-------- EXCERPTED DATA --------
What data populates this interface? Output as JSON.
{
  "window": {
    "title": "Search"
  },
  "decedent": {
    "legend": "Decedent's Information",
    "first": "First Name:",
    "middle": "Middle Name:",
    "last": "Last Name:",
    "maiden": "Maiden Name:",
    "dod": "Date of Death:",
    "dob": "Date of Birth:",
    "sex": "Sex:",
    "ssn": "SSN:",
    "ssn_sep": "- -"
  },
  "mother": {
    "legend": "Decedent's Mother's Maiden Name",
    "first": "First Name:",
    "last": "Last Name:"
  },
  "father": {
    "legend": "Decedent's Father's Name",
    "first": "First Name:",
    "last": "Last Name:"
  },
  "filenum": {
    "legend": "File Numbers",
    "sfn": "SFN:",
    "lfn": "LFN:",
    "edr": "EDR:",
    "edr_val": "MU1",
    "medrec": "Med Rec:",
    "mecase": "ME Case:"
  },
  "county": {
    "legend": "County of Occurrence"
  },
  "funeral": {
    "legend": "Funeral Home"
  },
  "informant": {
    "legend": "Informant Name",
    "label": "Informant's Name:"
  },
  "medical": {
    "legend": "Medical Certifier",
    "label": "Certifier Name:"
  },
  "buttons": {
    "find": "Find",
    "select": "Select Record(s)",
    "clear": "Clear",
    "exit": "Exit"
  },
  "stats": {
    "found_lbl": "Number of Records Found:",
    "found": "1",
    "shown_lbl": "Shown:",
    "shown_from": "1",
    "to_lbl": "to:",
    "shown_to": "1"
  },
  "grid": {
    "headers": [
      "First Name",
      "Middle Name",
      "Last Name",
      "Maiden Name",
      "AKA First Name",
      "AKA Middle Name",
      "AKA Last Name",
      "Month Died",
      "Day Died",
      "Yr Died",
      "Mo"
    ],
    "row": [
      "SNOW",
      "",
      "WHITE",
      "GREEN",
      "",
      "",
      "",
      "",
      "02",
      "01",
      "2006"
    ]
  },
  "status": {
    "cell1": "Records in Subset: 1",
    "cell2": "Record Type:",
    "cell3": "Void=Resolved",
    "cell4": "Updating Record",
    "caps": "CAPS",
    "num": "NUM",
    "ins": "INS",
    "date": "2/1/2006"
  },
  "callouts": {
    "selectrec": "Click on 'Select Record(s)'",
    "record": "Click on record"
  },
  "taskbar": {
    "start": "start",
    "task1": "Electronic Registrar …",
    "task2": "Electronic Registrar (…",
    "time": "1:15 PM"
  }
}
--------
-------- EXCERPTED DATA --------
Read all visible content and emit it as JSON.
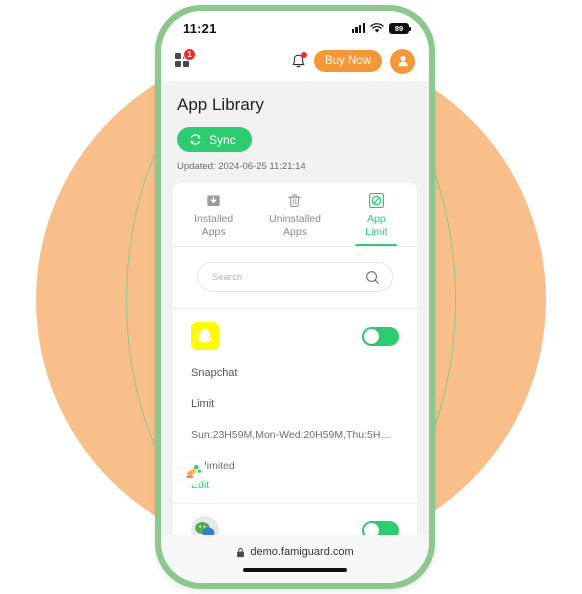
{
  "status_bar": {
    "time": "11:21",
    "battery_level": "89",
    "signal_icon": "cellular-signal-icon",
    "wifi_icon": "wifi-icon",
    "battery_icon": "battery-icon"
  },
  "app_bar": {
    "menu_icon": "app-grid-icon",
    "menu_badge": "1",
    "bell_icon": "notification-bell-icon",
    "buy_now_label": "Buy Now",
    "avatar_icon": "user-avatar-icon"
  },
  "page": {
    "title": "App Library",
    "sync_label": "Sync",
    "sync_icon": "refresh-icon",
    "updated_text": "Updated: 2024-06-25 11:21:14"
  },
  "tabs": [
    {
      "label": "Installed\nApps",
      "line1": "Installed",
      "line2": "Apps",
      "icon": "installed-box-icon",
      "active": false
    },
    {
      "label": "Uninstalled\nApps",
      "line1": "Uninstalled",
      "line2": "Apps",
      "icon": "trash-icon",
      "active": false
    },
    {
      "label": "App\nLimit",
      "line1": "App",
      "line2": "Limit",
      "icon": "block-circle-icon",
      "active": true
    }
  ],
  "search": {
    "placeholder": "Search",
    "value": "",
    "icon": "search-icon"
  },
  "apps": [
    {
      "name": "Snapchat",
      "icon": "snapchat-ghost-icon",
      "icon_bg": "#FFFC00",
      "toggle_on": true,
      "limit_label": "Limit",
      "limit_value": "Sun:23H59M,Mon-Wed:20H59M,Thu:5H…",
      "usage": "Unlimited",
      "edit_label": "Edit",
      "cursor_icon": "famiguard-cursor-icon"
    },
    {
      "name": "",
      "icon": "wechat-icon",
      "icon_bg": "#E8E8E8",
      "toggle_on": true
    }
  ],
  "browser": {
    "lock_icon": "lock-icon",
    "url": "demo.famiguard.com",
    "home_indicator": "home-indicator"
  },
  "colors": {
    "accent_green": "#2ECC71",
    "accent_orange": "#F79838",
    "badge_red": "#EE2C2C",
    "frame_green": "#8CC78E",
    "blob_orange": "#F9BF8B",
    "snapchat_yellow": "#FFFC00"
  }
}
--------
§ WHAT IS EXPECTED:
Tally the lines of the listing above that include the word "Middle". Answer with the number alone.

§ TASK RESPONSE:
3